- **MATERIALS PROVIDED**
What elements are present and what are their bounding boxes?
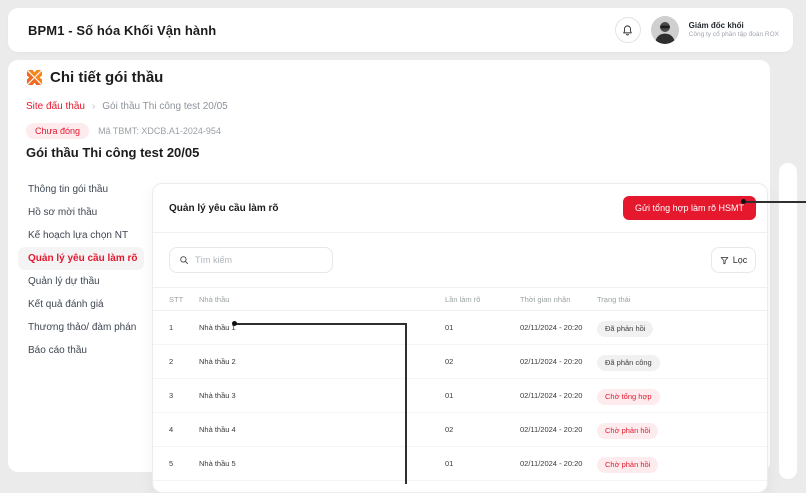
user-avatar[interactable] [651,16,679,44]
search-box[interactable] [169,247,333,273]
tbmt-code: Mã TBMT: XDCB.A1-2024-954 [98,126,221,136]
sidebar-item[interactable]: Kết quả đánh giá [18,293,144,316]
row-status-badge: Đã phản hồi [597,321,653,337]
flow-connector-line [236,323,406,325]
app-title: BPM1 - Số hóa Khối Vận hành [28,23,216,38]
cell-received-time: 02/11/2024 - 20:20 [520,357,597,366]
clarification-panel: Quản lý yêu cầu làm rõ Gửi tổng hợp làm … [152,183,768,493]
search-input[interactable] [195,255,323,265]
cell-stt: 2 [169,357,199,366]
cell-round: 01 [445,459,520,468]
breadcrumb: Site đấu thầu › Gói thầu Thi công test 2… [26,101,228,112]
bell-icon [621,24,634,37]
cell-stt: 1 [169,323,199,332]
row-status-badge: Chờ phản hồi [597,457,658,473]
funnel-icon [720,256,729,265]
header-right-group: Giám đốc khối Công ty cổ phần tập đoàn R… [615,16,779,44]
cell-received-time: 02/11/2024 - 20:20 [520,459,597,468]
cell-round: 01 [445,391,520,400]
column-header: Nhà thầu [199,295,445,304]
row-status-badge: Đã phân công [597,355,660,371]
cell-round: 02 [445,357,520,366]
cell-received-time: 02/11/2024 - 20:20 [520,425,597,434]
sidebar-item[interactable]: Kế hoạch lựa chọn NT [18,224,144,247]
flow-connector-dot [232,321,237,326]
cell-stt: 3 [169,391,199,400]
cell-round: 01 [445,323,520,332]
cell-contractor: Nhà thầu 2 [199,357,445,366]
status-row: Chưa đóng Mã TBMT: XDCB.A1-2024-954 [26,123,221,139]
panel-title: Quản lý yêu cầu làm rõ [169,203,278,214]
table-row[interactable]: 4 Nhà thầu 4 02 02/11/2024 - 20:20 Chờ p… [153,413,767,447]
cell-contractor: Nhà thầu 3 [199,391,445,400]
cell-stt: 5 [169,459,199,468]
status-badge: Chưa đóng [26,123,89,139]
table-row[interactable]: 5 Nhà thầu 5 01 02/11/2024 - 20:20 Chờ p… [153,447,767,481]
panel-toolbar: Lọc [153,233,767,287]
page-title-row: Chi tiết gói thầu [26,69,163,86]
sidebar-item[interactable]: Thương thảo/ đàm phán [18,316,144,339]
user-company: Công ty cổ phần tập đoàn ROX [689,31,779,39]
package-heading: Gói thầu Thi công test 20/05 [26,145,199,160]
panel-header: Quản lý yêu cầu làm rõ Gửi tổng hợp làm … [153,184,767,233]
flow-connector-line [405,323,407,484]
breadcrumb-root-link[interactable]: Site đấu thầu [26,101,85,112]
table-header-row: STTNhà thầuLần làm rõThời gian nhậnTrạng… [153,287,767,311]
chevron-right-icon: › [92,101,95,112]
sidebar-item[interactable]: Hồ sơ mời thầu [18,201,144,224]
cell-received-time: 02/11/2024 - 20:20 [520,323,597,332]
sidebar-item[interactable]: Quản lý yêu cầu làm rõ [18,247,144,270]
row-status-badge: Chờ phản hồi [597,423,658,439]
page-title: Chi tiết gói thầu [50,69,163,86]
cell-round: 02 [445,425,520,434]
top-header-bar: BPM1 - Số hóa Khối Vận hành Giám đốc khố… [8,8,793,52]
sidebar-item[interactable]: Thông tin gói thầu [18,178,144,201]
cell-contractor: Nhà thầu 4 [199,425,445,434]
rox-x-logo-icon [26,69,43,86]
table-row[interactable]: 2 Nhà thầu 2 02 02/11/2024 - 20:20 Đã ph… [153,345,767,379]
sidebar-item[interactable]: Báo cáo thầu [18,339,144,362]
column-header: Lần làm rõ [445,295,520,304]
column-header: Trạng thái [597,295,751,304]
notifications-button[interactable] [615,17,641,43]
sidebar-item[interactable]: Quản lý dự thầu [18,270,144,293]
row-status-badge: Chờ tổng hợp [597,389,660,405]
breadcrumb-current: Gói thầu Thi công test 20/05 [102,101,227,112]
cell-received-time: 02/11/2024 - 20:20 [520,391,597,400]
cell-stt: 4 [169,425,199,434]
user-info[interactable]: Giám đốc khối Công ty cổ phần tập đoàn R… [689,21,779,39]
column-header: Thời gian nhận [520,295,597,304]
user-name: Giám đốc khối [689,21,779,31]
sidebar-nav: Thông tin gói thầuHồ sơ mời thầuKế hoạch… [18,178,144,362]
flow-connector-line [745,201,806,203]
column-header: STT [169,295,199,304]
filter-label: Lọc [733,255,748,265]
adjacent-frame-edge [779,163,797,479]
table-row[interactable]: 1 Nhà thầu 1 01 02/11/2024 - 20:20 Đã ph… [153,311,767,345]
flow-connector-dot [741,199,746,204]
cell-contractor: Nhà thầu 5 [199,459,445,468]
table-body: 1 Nhà thầu 1 01 02/11/2024 - 20:20 Đã ph… [153,311,767,481]
send-summary-button[interactable]: Gửi tổng hợp làm rõ HSMT [623,196,756,220]
filter-button[interactable]: Lọc [711,247,756,273]
table-row[interactable]: 3 Nhà thầu 3 01 02/11/2024 - 20:20 Chờ t… [153,379,767,413]
search-icon [179,255,189,265]
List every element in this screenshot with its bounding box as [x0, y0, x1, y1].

- **TASK INSTRUCTIONS**
Reproduce the lines of the listing verbatim, starting with the line containing "user-avatar[interactable] [651,16,679,44]" and going on through the line containing "panel-toolbar: Lọc [153,233,767,287]", both included.

- **COMPLETE ANSWER**
user-avatar[interactable] [651,16,679,44]
search-box[interactable] [169,247,333,273]
tbmt-code: Mã TBMT: XDCB.A1-2024-954 [98,126,221,136]
sidebar-item[interactable]: Kết quả đánh giá [18,293,144,316]
row-status-badge: Đã phản hồi [597,321,653,337]
flow-connector-line [236,323,406,325]
app-title: BPM1 - Số hóa Khối Vận hành [28,23,216,38]
cell-received-time: 02/11/2024 - 20:20 [520,357,597,366]
clarification-panel: Quản lý yêu cầu làm rõ Gửi tổng hợp làm … [152,183,768,493]
search-input[interactable] [195,255,323,265]
cell-stt: 2 [169,357,199,366]
cell-round: 01 [445,459,520,468]
breadcrumb: Site đấu thầu › Gói thầu Thi công test 2… [26,101,228,112]
bell-icon [621,24,634,37]
cell-stt: 1 [169,323,199,332]
row-status-badge: Chờ phản hồi [597,457,658,473]
funnel-icon [720,256,729,265]
header-right-group: Giám đốc khối Công ty cổ phần tập đoàn R… [615,16,779,44]
cell-received-time: 02/11/2024 - 20:20 [520,459,597,468]
cell-round: 01 [445,391,520,400]
column-header: Nhà thầu [199,295,445,304]
row-status-badge: Đã phân công [597,355,660,371]
cell-round: 02 [445,357,520,366]
cell-received-time: 02/11/2024 - 20:20 [520,425,597,434]
sidebar-item[interactable]: Kế hoạch lựa chọn NT [18,224,144,247]
flow-connector-dot [232,321,237,326]
cell-stt: 3 [169,391,199,400]
cell-round: 01 [445,323,520,332]
cell-contractor: Nhà thầu 2 [199,357,445,366]
status-row: Chưa đóng Mã TBMT: XDCB.A1-2024-954 [26,123,221,139]
panel-title: Quản lý yêu cầu làm rõ [169,203,278,214]
table-row[interactable]: 4 Nhà thầu 4 02 02/11/2024 - 20:20 Chờ p… [153,413,767,447]
cell-contractor: Nhà thầu 3 [199,391,445,400]
cell-stt: 5 [169,459,199,468]
status-badge: Chưa đóng [26,123,89,139]
table-row[interactable]: 5 Nhà thầu 5 01 02/11/2024 - 20:20 Chờ p… [153,447,767,481]
panel-toolbar: Lọc [153,233,767,287]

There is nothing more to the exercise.